What is required =>
Take the entries below and print all of them exactly, please.
── Task data
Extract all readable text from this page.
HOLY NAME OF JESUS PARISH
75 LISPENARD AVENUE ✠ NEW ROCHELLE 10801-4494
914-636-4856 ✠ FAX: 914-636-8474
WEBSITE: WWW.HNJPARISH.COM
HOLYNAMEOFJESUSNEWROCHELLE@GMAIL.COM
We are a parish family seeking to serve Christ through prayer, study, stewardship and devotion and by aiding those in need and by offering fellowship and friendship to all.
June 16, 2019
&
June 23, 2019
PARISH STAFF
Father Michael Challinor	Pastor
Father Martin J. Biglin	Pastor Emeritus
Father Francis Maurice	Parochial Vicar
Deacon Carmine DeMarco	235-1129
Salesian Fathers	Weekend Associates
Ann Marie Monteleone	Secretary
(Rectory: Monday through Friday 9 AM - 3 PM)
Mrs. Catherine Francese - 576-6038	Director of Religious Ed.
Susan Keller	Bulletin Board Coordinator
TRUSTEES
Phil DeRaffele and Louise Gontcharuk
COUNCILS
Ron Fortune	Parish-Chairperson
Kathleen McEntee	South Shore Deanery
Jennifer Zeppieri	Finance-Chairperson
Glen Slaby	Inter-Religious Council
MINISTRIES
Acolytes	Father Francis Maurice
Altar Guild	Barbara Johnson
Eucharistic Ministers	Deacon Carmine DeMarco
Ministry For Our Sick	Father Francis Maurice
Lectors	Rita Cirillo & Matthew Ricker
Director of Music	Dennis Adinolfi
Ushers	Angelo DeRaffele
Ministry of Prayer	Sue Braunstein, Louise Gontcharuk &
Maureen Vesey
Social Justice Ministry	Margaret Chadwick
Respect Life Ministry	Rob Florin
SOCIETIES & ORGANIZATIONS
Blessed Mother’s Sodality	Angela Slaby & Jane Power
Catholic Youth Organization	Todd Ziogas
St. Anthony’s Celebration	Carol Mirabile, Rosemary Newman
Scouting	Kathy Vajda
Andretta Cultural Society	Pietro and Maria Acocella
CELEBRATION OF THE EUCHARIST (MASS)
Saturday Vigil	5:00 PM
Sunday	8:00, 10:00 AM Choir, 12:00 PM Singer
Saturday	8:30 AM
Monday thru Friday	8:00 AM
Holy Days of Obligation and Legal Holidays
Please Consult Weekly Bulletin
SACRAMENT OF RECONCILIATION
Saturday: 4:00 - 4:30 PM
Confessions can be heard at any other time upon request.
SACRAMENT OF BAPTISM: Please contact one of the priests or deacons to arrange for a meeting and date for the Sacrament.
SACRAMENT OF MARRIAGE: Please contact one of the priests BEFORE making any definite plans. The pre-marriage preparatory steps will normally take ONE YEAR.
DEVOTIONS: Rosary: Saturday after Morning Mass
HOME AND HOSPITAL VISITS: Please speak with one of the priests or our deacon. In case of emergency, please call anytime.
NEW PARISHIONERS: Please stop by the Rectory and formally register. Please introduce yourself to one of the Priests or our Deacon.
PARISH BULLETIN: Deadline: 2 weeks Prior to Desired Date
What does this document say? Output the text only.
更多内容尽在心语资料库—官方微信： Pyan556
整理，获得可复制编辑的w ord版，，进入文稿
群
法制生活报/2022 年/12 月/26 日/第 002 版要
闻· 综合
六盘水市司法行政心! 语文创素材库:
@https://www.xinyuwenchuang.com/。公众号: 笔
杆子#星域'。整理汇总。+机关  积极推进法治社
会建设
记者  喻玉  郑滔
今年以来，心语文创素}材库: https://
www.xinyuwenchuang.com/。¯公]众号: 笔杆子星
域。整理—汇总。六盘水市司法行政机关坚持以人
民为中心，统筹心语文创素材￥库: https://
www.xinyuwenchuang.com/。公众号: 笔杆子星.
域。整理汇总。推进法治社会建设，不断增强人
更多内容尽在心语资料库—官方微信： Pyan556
────
The output =>
Extract all readable text from this page.
HOLY NAME OF JESUS PARISH
75 LISPENARD AVENUE ✠ NEW ROCHELLE 10801-4494
914-636-4856 ✠ FAX: 914-636-8474
WEBSITE: WWW.HNJPARISH.COM
HOLYNAMEOFJESUSNEWROCHELLE@GMAIL.COM
We are a parish family seeking to serve Christ through prayer, study, stewardship and devotion and by aiding those in need and by offering fellowship and friendship to all.
June 16, 2019
&
June 23, 2019
PARISH STAFF
Father Michael Challinor	Pastor
Father Martin J. Biglin	Pastor Emeritus
Father Francis Maurice	Parochial Vicar
Deacon Carmine DeMarco	235-1129
Salesian Fathers	Weekend Associates
Ann Marie Monteleone	Secretary
(Rectory: Monday through Friday 9 AM - 3 PM)
Mrs. Catherine Francese - 576-6038	Director of Religious Ed.
Susan Keller	Bulletin Board Coordinator
TRUSTEES
Phil DeRaffele and Louise Gontcharuk
COUNCILS
Ron Fortune	Parish-Chairperson
Kathleen McEntee	South Shore Deanery
Jennifer Zeppieri	Finance-Chairperson
Glen Slaby	Inter-Religious Council
MINISTRIES
Acolytes	Father Francis Maurice
Altar Guild	Barbara Johnson
Eucharistic Ministers	Deacon Carmine DeMarco
Ministry For Our Sick	Father Francis Maurice
Lectors	Rita Cirillo & Matthew Ricker
Director of Music	Dennis Adinolfi
Ushers	Angelo DeRaffele
Ministry of Prayer	Sue Braunstein, Louise Gontcharuk &
Maureen Vesey
Social Justice Ministry	Margaret Chadwick
Respect Life Ministry	Rob Florin
SOCIETIES & ORGANIZATIONS
Blessed Mother’s Sodality	Angela Slaby & Jane Power
Catholic Youth Organization	Todd Ziogas
St. Anthony’s Celebration	Carol Mirabile, Rosemary Newman
Scouting	Kathy Vajda
Andretta Cultural Society	Pietro and Maria Acocella
CELEBRATION OF THE EUCHARIST (MASS)
Saturday Vigil	5:00 PM
Sunday	8:00, 10:00 AM Choir, 12:00 PM Singer
Saturday	8:30 AM
Monday thru Friday	8:00 AM
Holy Days of Obligation and Legal Holidays
Please Consult Weekly Bulletin
SACRAMENT OF RECONCILIATION
Saturday: 4:00 - 4:30 PM
Confessions can be heard at any other time upon request.
SACRAMENT OF BAPTISM: Please contact one of the priests or deacons to arrange for a meeting and date for the Sacrament.
SACRAMENT OF MARRIAGE: Please contact one of the priests BEFORE making any definite plans. The pre-marriage preparatory steps will normally take ONE YEAR.
DEVOTIONS: Rosary: Saturday after Morning Mass
HOME AND HOSPITAL VISITS: Please speak with one of the priests or our deacon. In case of emergency, please call anytime.
NEW PARISHIONERS: Please stop by the Rectory and formally register. Please introduce yourself to one of the Priests or our Deacon.
PARISH BULLETIN: Deadline: 2 weeks Prior to Desired Date
What does this document say? Output the text only.
更多内容尽在心语资料库—官方微信： Pyan556
整理，获得可复制编辑的w ord版，，进入文稿
群
法制生活报/2022 年/12 月/26 日/第 002 版要
闻· 综合
六盘水市司法行政心! 语文创素材库:
@https://www.xinyuwenchuang.com/。公众号: 笔
杆子#星域'。整理汇总。+机关  积极推进法治社
会建设
记者  喻玉  郑滔
今年以来，心语文创素}材库: https://
www.xinyuwenchuang.com/。¯公]众号: 笔杆子星
域。整理—汇总。六盘水市司法行政机关坚持以人
民为中心，统筹心语文创素材￥库: https://
www.xinyuwenchuang.com/。公众号: 笔杆子星.
域。整理汇总。推进法治社会建设，不断增强人
更多内容尽在心语资料库—官方微信： Pyan556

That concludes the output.